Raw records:
* start *
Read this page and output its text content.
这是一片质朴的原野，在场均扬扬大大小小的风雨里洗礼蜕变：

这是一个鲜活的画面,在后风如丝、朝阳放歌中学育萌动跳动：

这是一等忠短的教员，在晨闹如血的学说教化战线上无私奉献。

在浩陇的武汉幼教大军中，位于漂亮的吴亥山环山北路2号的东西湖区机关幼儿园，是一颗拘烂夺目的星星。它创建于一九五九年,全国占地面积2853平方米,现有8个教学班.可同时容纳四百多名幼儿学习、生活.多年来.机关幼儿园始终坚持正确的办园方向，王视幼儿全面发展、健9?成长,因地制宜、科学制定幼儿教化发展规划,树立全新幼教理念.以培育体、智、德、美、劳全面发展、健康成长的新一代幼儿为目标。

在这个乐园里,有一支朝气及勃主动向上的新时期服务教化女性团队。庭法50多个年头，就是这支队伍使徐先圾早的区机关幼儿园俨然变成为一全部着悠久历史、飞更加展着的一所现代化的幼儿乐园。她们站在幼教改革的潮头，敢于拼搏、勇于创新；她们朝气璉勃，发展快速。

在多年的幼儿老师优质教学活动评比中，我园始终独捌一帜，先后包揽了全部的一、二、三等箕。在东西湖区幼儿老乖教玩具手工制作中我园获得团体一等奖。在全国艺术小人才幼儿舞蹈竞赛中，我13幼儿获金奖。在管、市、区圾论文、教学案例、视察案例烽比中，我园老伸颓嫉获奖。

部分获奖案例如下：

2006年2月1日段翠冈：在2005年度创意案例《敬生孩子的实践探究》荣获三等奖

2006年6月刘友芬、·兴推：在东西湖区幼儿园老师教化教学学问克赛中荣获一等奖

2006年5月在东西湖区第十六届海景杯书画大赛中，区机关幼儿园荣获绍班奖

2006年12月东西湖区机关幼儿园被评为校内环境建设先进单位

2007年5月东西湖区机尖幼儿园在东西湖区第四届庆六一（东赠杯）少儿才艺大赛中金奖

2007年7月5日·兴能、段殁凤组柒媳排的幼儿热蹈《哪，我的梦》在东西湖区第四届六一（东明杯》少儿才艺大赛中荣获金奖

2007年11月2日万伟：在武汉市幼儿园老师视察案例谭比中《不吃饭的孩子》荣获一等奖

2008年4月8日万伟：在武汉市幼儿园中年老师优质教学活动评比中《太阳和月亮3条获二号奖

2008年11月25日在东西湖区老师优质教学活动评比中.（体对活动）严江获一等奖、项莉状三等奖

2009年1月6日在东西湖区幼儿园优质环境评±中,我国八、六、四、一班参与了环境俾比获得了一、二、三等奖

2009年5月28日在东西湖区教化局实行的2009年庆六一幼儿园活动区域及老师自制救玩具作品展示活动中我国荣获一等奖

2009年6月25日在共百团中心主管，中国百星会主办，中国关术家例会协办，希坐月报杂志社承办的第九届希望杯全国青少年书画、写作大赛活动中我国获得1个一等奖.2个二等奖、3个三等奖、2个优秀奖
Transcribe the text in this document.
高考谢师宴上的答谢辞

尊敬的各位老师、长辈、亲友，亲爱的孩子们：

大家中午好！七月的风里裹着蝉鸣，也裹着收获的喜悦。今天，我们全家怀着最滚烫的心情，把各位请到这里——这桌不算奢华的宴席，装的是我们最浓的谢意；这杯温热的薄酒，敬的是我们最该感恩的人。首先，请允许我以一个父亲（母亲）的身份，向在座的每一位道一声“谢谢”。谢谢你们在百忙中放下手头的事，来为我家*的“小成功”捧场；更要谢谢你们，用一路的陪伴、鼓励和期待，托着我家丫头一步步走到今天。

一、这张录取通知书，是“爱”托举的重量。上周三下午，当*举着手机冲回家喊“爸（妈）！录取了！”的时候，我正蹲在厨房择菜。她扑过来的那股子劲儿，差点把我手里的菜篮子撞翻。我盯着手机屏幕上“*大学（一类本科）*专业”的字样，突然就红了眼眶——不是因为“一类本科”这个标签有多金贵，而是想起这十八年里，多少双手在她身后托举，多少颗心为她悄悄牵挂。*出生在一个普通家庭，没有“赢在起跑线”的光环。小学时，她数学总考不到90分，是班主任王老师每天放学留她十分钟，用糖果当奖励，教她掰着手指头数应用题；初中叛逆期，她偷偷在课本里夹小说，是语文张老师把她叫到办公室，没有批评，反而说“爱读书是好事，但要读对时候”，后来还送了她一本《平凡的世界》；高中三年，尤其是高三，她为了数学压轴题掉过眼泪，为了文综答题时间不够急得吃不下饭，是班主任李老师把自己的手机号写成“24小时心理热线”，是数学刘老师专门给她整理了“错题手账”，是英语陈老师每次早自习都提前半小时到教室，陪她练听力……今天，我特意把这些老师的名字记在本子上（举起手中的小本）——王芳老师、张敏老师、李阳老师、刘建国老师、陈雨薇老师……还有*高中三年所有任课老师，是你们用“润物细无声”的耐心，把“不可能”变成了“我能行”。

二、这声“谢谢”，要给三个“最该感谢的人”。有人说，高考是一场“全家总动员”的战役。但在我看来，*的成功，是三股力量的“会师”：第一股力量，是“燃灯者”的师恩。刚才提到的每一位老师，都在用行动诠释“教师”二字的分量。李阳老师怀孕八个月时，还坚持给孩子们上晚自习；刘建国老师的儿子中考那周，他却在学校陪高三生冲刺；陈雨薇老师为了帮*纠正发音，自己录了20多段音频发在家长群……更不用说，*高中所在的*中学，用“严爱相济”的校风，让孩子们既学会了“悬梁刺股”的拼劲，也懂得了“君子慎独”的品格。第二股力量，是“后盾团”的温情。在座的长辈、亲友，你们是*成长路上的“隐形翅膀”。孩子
* end *
* **Task**: Copy every line verbatim.

* **Complete response**:
Read this page and output its text content.
这是一片质朴的原野，在场均扬扬大大小小的风雨里洗礼蜕变：

这是一个鲜活的画面,在后风如丝、朝阳放歌中学育萌动跳动：

这是一等忠短的教员，在晨闹如血的学说教化战线上无私奉献。

在浩陇的武汉幼教大军中，位于漂亮的吴亥山环山北路2号的东西湖区机关幼儿园，是一颗拘烂夺目的星星。它创建于一九五九年,全国占地面积2853平方米,现有8个教学班.可同时容纳四百多名幼儿学习、生活.多年来.机关幼儿园始终坚持正确的办园方向，王视幼儿全面发展、健9?成长,因地制宜、科学制定幼儿教化发展规划,树立全新幼教理念.以培育体、智、德、美、劳全面发展、健康成长的新一代幼儿为目标。

在这个乐园里,有一支朝气及勃主动向上的新时期服务教化女性团队。庭法50多个年头，就是这支队伍使徐先圾早的区机关幼儿园俨然变成为一全部着悠久历史、飞更加展着的一所现代化的幼儿乐园。她们站在幼教改革的潮头，敢于拼搏、勇于创新；她们朝气璉勃，发展快速。

在多年的幼儿老师优质教学活动评比中，我园始终独捌一帜，先后包揽了全部的一、二、三等箕。在东西湖区幼儿老乖教玩具手工制作中我园获得团体一等奖。在全国艺术小人才幼儿舞蹈竞赛中，我13幼儿获金奖。在管、市、区圾论文、教学案例、视察案例烽比中，我园老伸颓嫉获奖。

部分获奖案例如下：

2006年2月1日段翠冈：在2005年度创意案例《敬生孩子的实践探究》荣获三等奖

2006年6月刘友芬、·兴推：在东西湖区幼儿园老师教化教学学问克赛中荣获一等奖

2006年5月在东西湖区第十六届海景杯书画大赛中，区机关幼儿园荣获绍班奖

2006年12月东西湖区机关幼儿园被评为校内环境建设先进单位

2007年5月东西湖区机尖幼儿园在东西湖区第四届庆六一（东赠杯）少儿才艺大赛中金奖

2007年7月5日·兴能、段殁凤组柒媳排的幼儿热蹈《哪，我的梦》在东西湖区第四届六一（东明杯》少儿才艺大赛中荣获金奖

2007年11月2日万伟：在武汉市幼儿园老师视察案例谭比中《不吃饭的孩子》荣获一等奖

2008年4月8日万伟：在武汉市幼儿园中年老师优质教学活动评比中《太阳和月亮3条获二号奖

2008年11月25日在东西湖区老师优质教学活动评比中.（体对活动）严江获一等奖、项莉状三等奖

2009年1月6日在东西湖区幼儿园优质环境评±中,我国八、六、四、一班参与了环境俾比获得了一、二、三等奖

2009年5月28日在东西湖区教化局实行的2009年庆六一幼儿园活动区域及老师自制救玩具作品展示活动中我国荣获一等奖

2009年6月25日在共百团中心主管，中国百星会主办，中国关术家例会协办，希坐月报杂志社承办的第九届希望杯全国青少年书画、写作大赛活动中我国获得1个一等奖.2个二等奖、3个三等奖、2个优秀奖
Transcribe the text in this document.
高考谢师宴上的答谢辞

尊敬的各位老师、长辈、亲友，亲爱的孩子们：

大家中午好！七月的风里裹着蝉鸣，也裹着收获的喜悦。今天，我们全家怀着最滚烫的心情，把各位请到这里——这桌不算奢华的宴席，装的是我们最浓的谢意；这杯温热的薄酒，敬的是我们最该感恩的人。首先，请允许我以一个父亲（母亲）的身份，向在座的每一位道一声“谢谢”。谢谢你们在百忙中放下手头的事，来为我家*的“小成功”捧场；更要谢谢你们，用一路的陪伴、鼓励和期待，托着我家丫头一步步走到今天。

一、这张录取通知书，是“爱”托举的重量。上周三下午，当*举着手机冲回家喊“爸（妈）！录取了！”的时候，我正蹲在厨房择菜。她扑过来的那股子劲儿，差点把我手里的菜篮子撞翻。我盯着手机屏幕上“*大学（一类本科）*专业”的字样，突然就红了眼眶——不是因为“一类本科”这个标签有多金贵，而是想起这十八年里，多少双手在她身后托举，多少颗心为她悄悄牵挂。*出生在一个普通家庭，没有“赢在起跑线”的光环。小学时，她数学总考不到90分，是班主任王老师每天放学留她十分钟，用糖果当奖励，教她掰着手指头数应用题；初中叛逆期，她偷偷在课本里夹小说，是语文张老师把她叫到办公室，没有批评，反而说“爱读书是好事，但要读对时候”，后来还送了她一本《平凡的世界》；高中三年，尤其是高三，她为了数学压轴题掉过眼泪，为了文综答题时间不够急得吃不下饭，是班主任李老师把自己的手机号写成“24小时心理热线”，是数学刘老师专门给她整理了“错题手账”，是英语陈老师每次早自习都提前半小时到教室，陪她练听力……今天，我特意把这些老师的名字记在本子上（举起手中的小本）——王芳老师、张敏老师、李阳老师、刘建国老师、陈雨薇老师……还有*高中三年所有任课老师，是你们用“润物细无声”的耐心，把“不可能”变成了“我能行”。

二、这声“谢谢”，要给三个“最该感谢的人”。有人说，高考是一场“全家总动员”的战役。但在我看来，*的成功，是三股力量的“会师”：第一股力量，是“燃灯者”的师恩。刚才提到的每一位老师，都在用行动诠释“教师”二字的分量。李阳老师怀孕八个月时，还坚持给孩子们上晚自习；刘建国老师的儿子中考那周，他却在学校陪高三生冲刺；陈雨薇老师为了帮*纠正发音，自己录了20多段音频发在家长群……更不用说，*高中所在的*中学，用“严爱相济”的校风，让孩子们既学会了“悬梁刺股”的拼劲，也懂得了“君子慎独”的品格。第二股力量，是“后盾团”的温情。在座的长辈、亲友，你们是*成长路上的“隐形翅膀”。孩子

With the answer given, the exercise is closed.